Text
--- START ---
Abstract
Thrombopoietin (TPO), the major growth factor for cells of the megakaryocytic lineage, is removed from circulation by binding to c-mpl receptors present on platelets and megakaryocytes. We studied patients with acute lymphoblastic leukemia (ALL) or acute myeloblastic leukemia (AML) and used TPO-induced c-fos protein up-regulation as a marker of c-mpl functionality and observed that c-mpl-presenting blast cells were present in 62% (37 of 60) of patients with ALL but that c-mpl was nonfunctional in 0 of 28 patients and that they were present in 56% (22 of 39) of patients with AML and were functional in 43% (12 of 28). Adequate increases in serum TPO level in response to thrombocytopenia were seen in patients with ALL and with c-mpl-deficient (c-mpl-) AML. In contrast, in patients with c-mpl-proficient (c-mpl+) AML, TPO levels were found to be inappropriately low but increased to expected values during induction chemotherapy as blasts disappeared. In vitro significant TPO-associated blast cell proliferation or decreased apoptosis was observed only in patients with c-mpl+ AML compared with ALL or c-mpl- AML and was highly correlated with low in vivo TPO levels (P < .001). These data suggest that, in patients with AML, inadequate TPO levels are secondary to TPO clearing by functional c-mpl receptor myeloid blast cells and that TPO may serve as an in vivo myeloid leukemic growth factor in a significant number of patients. (Blood. 2006; 107:2525-2530)
Introduction
Thrombopoietin (TPO) serum levels are controlled by a regulatory loop consisting of TPO consumption by target cells, platelets, and megakaryocytes (MGKs) through TPO c-mpl receptor-mediated absorption.1 Thus, serum TPO level correlates inversely with platelet count in patients with hypoplastic thrombocytopenia, including chemotherapy-induced thrombocytopenia,2-4 aplastic anemia,5-7 myelodysplastic syndromes (MDS), and congenital amegakaryocytosis,8 whereas no correlation is observed in patients with hyperdestructive thrombocytopenia5 ; c-mpl has been observed on the surfaces of myeloid and lymphoid human blast cancer cells.9-14 TPO in vitro induces cell cycle activation in human acute myeloblastic leukemia (AML) blast cells,9,10,12,13 protects these cells from programmed cell death,13 and, in TPO nonresponding cells, is synergistic with other growth factors to support the growth of leukemic myeloid blast cells.9,12
Until now, no study has evaluated the relationship between serum TPO levels and the presence of c-mpl functional receptor on leukemic blast cells. However, through the evaluation of endogenous TPO level in patients with MDS and refractory anemia, it was found that though TPO level correlates inversely with platelet count in patients with refractory anemia, such correlation was not observed in patients with refractory anemia with excess blasts. This suggested that regulatory pathways other than thrombocytopenia, such as blast-expressing c-mpl, might operate in MDS.15
In this study, we evaluated at the time of diagnosis serum TPO levels and functional c-mpl blast cell counts in patients with acute lymphoblastic leukemia (ALL) and AML. On leukemic lymphoblasts, c-mpl was tested and found nonfunctional in all patients. In contrast, in myeloblasts, the presence of c-mpl was associated with blast capacity to respond in vitro to TPO by increased proliferation or decreased apoptosis. Inappropriately low TPO levels, observed only in patients with thrombocytopenic c-mpl-functional AML, increased to expected values during induction chemotherapy as blast cells disappeared. Thus, patients with AML with thrombocytopenia and inappropriately low TPO levels at AML diagnosis are likely to have c-mpl functional leukemic myeloblast cells that use endogen TPO as a growth factor.
--- END ---
Problem to solve
Take the text on thrombopoietin levels in acute leukemia further, picking up after its last sentence.

Stored entries:
--- START ---
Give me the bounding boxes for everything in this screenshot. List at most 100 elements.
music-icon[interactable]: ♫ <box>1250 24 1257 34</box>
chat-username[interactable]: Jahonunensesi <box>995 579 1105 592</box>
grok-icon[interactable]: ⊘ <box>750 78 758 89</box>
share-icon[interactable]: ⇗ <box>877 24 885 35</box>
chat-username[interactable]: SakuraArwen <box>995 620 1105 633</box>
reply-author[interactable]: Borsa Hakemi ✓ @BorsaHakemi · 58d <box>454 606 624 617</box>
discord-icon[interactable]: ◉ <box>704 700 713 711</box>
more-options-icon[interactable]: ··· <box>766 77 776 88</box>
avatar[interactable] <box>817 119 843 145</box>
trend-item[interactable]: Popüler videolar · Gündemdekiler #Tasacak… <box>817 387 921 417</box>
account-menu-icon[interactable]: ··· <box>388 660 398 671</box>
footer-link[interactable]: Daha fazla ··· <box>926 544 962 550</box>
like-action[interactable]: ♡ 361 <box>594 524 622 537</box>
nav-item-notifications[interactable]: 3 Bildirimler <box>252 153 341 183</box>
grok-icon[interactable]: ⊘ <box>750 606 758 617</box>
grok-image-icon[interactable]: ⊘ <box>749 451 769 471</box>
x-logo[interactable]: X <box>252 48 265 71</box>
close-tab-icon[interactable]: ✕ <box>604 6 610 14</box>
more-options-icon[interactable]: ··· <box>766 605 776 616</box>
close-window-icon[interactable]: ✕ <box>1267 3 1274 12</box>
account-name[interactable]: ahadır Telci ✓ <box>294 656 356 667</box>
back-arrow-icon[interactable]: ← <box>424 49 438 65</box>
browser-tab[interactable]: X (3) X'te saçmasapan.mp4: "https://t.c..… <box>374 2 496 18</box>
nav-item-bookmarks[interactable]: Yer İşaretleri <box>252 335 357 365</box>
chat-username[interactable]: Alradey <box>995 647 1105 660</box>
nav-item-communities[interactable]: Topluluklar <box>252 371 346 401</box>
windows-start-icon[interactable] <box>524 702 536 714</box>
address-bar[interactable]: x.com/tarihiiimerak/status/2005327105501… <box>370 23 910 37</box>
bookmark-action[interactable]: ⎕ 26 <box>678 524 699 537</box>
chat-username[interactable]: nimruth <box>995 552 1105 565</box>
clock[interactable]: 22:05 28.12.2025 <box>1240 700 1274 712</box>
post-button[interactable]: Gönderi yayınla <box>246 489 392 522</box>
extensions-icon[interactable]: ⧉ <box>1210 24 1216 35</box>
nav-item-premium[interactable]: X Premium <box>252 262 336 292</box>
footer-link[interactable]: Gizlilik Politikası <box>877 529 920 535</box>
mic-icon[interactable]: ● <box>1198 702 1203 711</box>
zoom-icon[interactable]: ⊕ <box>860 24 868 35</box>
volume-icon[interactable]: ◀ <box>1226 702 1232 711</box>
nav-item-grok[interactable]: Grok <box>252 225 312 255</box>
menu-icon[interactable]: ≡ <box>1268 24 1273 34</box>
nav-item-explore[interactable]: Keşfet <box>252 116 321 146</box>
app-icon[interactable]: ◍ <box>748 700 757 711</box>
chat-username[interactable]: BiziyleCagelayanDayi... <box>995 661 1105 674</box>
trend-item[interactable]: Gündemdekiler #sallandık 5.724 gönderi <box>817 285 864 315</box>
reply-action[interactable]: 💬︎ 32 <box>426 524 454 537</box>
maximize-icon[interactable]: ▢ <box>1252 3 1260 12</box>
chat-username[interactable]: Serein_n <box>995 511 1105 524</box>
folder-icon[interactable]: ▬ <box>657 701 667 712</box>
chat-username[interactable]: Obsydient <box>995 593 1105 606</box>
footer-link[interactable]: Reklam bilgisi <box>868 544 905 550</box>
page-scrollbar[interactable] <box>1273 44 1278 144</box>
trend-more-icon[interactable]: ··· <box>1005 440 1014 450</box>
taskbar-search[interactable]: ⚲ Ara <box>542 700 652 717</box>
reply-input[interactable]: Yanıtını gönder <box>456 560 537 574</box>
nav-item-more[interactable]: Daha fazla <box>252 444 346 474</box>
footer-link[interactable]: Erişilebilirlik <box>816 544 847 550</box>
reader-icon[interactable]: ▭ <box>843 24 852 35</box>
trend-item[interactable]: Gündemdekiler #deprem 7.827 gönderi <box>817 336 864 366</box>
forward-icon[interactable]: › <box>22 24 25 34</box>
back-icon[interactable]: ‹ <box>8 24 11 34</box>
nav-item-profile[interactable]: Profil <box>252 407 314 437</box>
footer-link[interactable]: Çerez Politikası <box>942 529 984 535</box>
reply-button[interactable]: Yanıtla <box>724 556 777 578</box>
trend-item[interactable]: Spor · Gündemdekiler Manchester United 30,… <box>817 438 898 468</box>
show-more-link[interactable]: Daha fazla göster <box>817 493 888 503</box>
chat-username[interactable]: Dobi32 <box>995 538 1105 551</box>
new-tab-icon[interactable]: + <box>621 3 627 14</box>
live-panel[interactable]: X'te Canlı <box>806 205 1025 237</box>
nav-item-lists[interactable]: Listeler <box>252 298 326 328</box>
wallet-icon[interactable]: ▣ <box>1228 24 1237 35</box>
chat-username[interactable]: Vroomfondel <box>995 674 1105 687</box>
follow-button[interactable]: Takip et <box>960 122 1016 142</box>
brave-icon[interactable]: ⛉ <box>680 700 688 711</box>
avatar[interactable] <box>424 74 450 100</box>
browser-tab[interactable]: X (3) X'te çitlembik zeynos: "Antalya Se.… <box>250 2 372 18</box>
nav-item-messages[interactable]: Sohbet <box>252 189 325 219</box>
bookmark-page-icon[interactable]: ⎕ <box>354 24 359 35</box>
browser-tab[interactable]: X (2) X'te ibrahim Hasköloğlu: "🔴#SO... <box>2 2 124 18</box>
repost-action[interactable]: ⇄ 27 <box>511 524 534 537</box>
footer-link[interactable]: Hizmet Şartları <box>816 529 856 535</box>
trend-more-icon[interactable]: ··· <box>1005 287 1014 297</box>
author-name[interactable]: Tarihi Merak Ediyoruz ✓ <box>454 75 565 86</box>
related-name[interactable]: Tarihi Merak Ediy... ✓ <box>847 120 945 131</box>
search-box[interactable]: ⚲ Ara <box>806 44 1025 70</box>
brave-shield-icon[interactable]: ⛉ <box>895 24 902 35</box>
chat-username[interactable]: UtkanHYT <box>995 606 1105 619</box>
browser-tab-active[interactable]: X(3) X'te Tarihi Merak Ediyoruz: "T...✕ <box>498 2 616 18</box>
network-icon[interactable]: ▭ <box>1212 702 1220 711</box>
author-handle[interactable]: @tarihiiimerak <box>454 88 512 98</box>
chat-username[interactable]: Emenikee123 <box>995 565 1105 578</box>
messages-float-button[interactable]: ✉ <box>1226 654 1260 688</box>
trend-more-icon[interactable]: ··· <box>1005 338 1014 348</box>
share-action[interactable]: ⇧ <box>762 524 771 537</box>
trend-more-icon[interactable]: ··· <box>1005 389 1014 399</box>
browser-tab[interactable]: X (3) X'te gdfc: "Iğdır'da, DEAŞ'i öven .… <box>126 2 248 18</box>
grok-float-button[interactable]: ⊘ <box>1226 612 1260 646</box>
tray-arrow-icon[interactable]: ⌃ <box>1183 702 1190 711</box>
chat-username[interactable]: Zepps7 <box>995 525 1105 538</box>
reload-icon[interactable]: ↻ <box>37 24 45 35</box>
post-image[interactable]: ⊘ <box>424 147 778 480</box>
--- END ---
Result of the exercise
Patients, materials, and methods
Patients
Serum samples were obtained from patients with a diagnosis of ALL (n = 42), AML (n = 38), or aplastic anemia (n = 13). Leukemic bone marrow cells were obtained from patients at the time of diagnosis with de novo ALL (n = 60) or AML (n = 39). In 4 AML patients, serial TPO during induction chemotherapy was measured at diagnosis (3 patients) or at relapse (1 patient). The research ethics committee of the Hôpital des Enfants approved this study. Informed consent was provided according to the Declaration of Helsinki.
Measurement of TPO levels in serum
Serum TPO levels were determined using ELISA (Quantikine; R&D Systems, Abingdon, United Kingdom) and were reported after logarithmic transformation according to platelet counts. The detection limit of the assay was 15 pg/mL. Platelet counts were determined at the same time using an automated hematology analyzer (Advia 120; Bayer Diagnostics, Tarrytown, NY).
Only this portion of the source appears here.